• _Document section_:
## begin

Move over, Hollywood, as up-and-coming filmmakers are making their voices heard right here in Montgomery County. Now in its seventh year, the Bethesda Film Fest will showcase the works of five documentarians who live and work in the area when the festival takes place at the Imagination Stage on Friday, April 5 and Saturday, April 6.
The quintet of short films by local documentarians includes two works that tackle one of the most prominent issues of our time as well as a look back at a largely unknown, and dark, chapter in the nation’s capital.
Penny Lee and Lisa Mao’s “Through Chinatown’s Eyes: April 1968” recounts the tumultuous days after the assassination of Dr. Martin Luther King Jr. in Memphis, when cities from coast to coast went up in flames due to deadly civil unrest.
Washington, D.C., was not spared, and strife boiled over in Chinatown.
“When one thinks about D.C.’s Chinatown, it’s really a gate and a neighborhood with Chinese characters. But it’s not really what Chinatown” truly is, said co-producer Mao, a native of Potomac, adding that what most people see today are various Chinese restaurants surrounded by Urban Outfitters and a community anchored by the Capital One Arena — Western capitalism all but swallowing traces of the East.
“We really wanted to tell the stories of the Chinese-Americans who lived there when it was an ethnic community,” she said.
Mao moved to San Francisco to chase her filmmaking dreams before returning home to Maryland, where she works as cable show producer for networks like Travel Channel. After returning east, she wanted to find a story of her own to tell that was close to home. She turned her attentions to Chinatown.
“The D.C. riots were an unusually terrible time. The U.S. Marshals were [called in]. There was a curfew. It was a scary time,” Mao said, adding that 1968 also saw the murder of Sen. Robert F. Kennedy.
Mao, who has a master’s degree in history, was also looking to roll back the stories of wounds in the Chinese community that had not been dealt with in a half-century. “History shows that the riots happened throughout the city, mainly around 14th Street and H Street., but there was a small ethnic community of immigrants amid it all, and we just thought many people don’t realize it bled into that neighborhood,” she said. “How did these immigrants experience that in their adopted homeland?”

## end

• _Recorded information_:

## begin

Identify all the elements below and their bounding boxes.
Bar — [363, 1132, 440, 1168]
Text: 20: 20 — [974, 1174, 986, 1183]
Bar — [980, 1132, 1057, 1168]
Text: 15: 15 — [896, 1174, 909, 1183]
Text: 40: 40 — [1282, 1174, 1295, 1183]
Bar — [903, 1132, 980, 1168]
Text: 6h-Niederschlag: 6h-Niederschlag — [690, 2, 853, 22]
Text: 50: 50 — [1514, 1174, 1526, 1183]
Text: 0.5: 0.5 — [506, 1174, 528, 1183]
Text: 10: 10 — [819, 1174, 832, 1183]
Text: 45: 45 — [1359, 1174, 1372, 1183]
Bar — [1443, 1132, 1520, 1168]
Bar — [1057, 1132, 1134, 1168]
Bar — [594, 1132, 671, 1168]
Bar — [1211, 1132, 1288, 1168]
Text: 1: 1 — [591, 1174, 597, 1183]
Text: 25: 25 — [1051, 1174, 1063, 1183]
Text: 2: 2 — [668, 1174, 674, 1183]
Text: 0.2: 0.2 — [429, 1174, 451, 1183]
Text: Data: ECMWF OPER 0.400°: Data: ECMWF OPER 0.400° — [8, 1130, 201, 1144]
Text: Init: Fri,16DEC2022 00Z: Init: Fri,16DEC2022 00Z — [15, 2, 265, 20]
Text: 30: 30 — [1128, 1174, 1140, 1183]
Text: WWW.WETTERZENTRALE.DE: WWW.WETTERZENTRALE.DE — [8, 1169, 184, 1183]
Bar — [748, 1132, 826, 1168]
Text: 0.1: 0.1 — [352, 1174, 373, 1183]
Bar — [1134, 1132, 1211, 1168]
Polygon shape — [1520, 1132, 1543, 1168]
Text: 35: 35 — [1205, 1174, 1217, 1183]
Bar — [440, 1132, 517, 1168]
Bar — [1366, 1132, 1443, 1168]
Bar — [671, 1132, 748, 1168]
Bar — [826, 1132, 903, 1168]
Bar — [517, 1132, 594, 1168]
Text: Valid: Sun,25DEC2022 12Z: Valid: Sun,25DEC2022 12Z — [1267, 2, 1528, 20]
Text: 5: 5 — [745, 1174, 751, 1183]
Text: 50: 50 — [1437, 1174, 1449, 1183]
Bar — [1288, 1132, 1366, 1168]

## end

• _Directives_:
**A.** Extract the passage of the film festival article starting at "Washington, D.C., was" and ending at "attentions to Chinatown.".
**B.** In the film festival article:
(i) At what venue will the Bethesda Film Fest take place?
(ii) Where is co-producer Lisa Mao a native of?
(iii) What degree does Mao hold?
**C.** Could you carry on the article about the Bethesda Film Fest from its final sentence?
The lines above come from a separate source.

• _Final answers_:
**A.**
Washington, D.C., was not spared, and strife boiled over in Chinatown.
“When one thinks about D.C.’s Chinatown, it’s really a gate and a neighborhood with Chinese characters. But it’s not really what Chinatown” truly is, said co-producer Mao, a native of Potomac, adding that what most people see today are various Chinese restaurants surrounded by Urban Outfitters and a community anchored by the Capital One Arena — Western capitalism all but swallowing traces of the East.
“We really wanted to tell the stories of the Chinese-Americans who lived there when it was an ethnic community,” she said.
Mao moved to San Francisco to chase her filmmaking dreams before returning home to Maryland, where she works as cable show producer for networks like Travel Channel. After returning east, she wanted to find a story of her own to tell that was close to home. She turned her attentions to Chinatown.

**B.**
(i) The Imagination Stage
(ii) Potomac
(iii) A master's degree in history

**C.**
Mao and Lee experienced some initial resistance from the Chinatown denizens who had been living there in ’68, but Mao said that Lee helped open them up to share their experiences on camera. “This is really her [Lee’s] community. Her husband Jack grew up in D.C.’s Chinatown,” Mao said. “A lot of these folks that we interviewed, they were coming of age at that time. So, in 1968, several of them were teenagers.
“Once we had the connections to people, I would pre-interview them. It wasn’t like a shock what we were going to discuss.”
If the subject of Mao and Lee’s film might not be known to the greater public, Lizbeth Nthanze Kariuki’s “Bravery with Grace” brings to light just one instance of the greater societal problem of sexual assault. Kariuki’s seven-minute short shines a light on Grace Imhoff, a student at American University’s business school, who bravely shares the story of her attack.
Courtesy of Lizbeth Nthanze Kariuki
A still of Grace Imhoff, the subject of “Bravery with Grace.”
Kariuki came to American University from her native Kenya last summer to study film, and learned about Imhoff’s story in The Eagle, the campus newspaper. “What I really wanted to do with her story was show how she overcame her fear [of] what she had gone through, and still be able to tell her story and go out and help her community,” Kariuki said, adding that highlighting one particular case may help the public realize the larger effects of sexual assault.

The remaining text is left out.